(Data entries)
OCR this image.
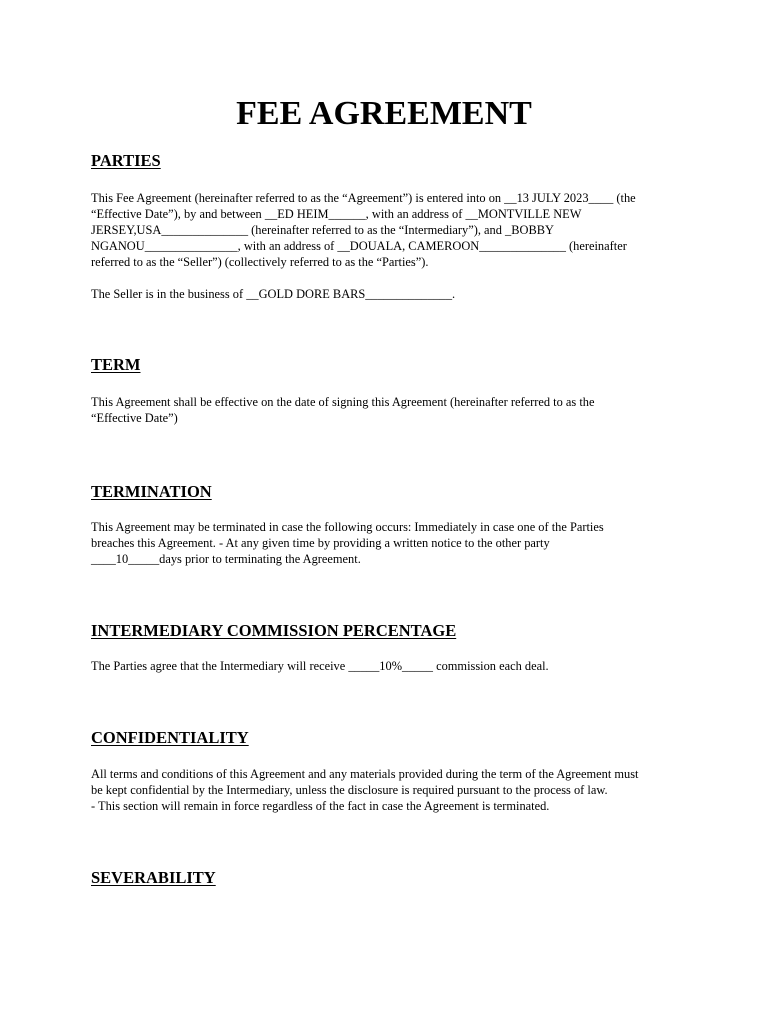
FEE AGREEMENT
PARTIES
This Fee Agreement (hereinafter referred to as the “Agreement”) is entered into on __13 JULY 2023____ (the
“Effective Date”), by and between __ED HEIM______, with an address of __MONTVILLE NEW
JERSEY,USA______________ (hereinafter referred to as the “Intermediary”), and _BOBBY
NGANOU_______________, with an address of __DOUALA, CAMEROON______________ (hereinafter
referred to as the “Seller”) (collectively referred to as the “Parties”).
The Seller is in the business of __GOLD DORE BARS______________.
TERM
This Agreement shall be effective on the date of signing this Agreement (hereinafter referred to as the
“Effective Date”)
TERMINATION
This Agreement may be terminated in case the following occurs: Immediately in case one of the Parties
breaches this Agreement. - At any given time by providing a written notice to the other party
____10_____days prior to terminating the Agreement.
INTERMEDIARY COMMISSION PERCENTAGE
The Parties agree that the Intermediary will receive _____10%_____ commission each deal.
CONFIDENTIALITY
All terms and conditions of this Agreement and any materials provided during the term of the Agreement must
be kept confidential by the Intermediary, unless the disclosure is required pursuant to the process of law.
- This section will remain in force regardless of the fact in case the Agreement is terminated.
SEVERABILITY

▸ Given request: Gather each line that holds "case".

▸ Result for this task:
This Agreement may be terminated in case the following occurs: Immediately in case one of the Parties
- This section will remain in force regardless of the fact in case the Agreement is terminated.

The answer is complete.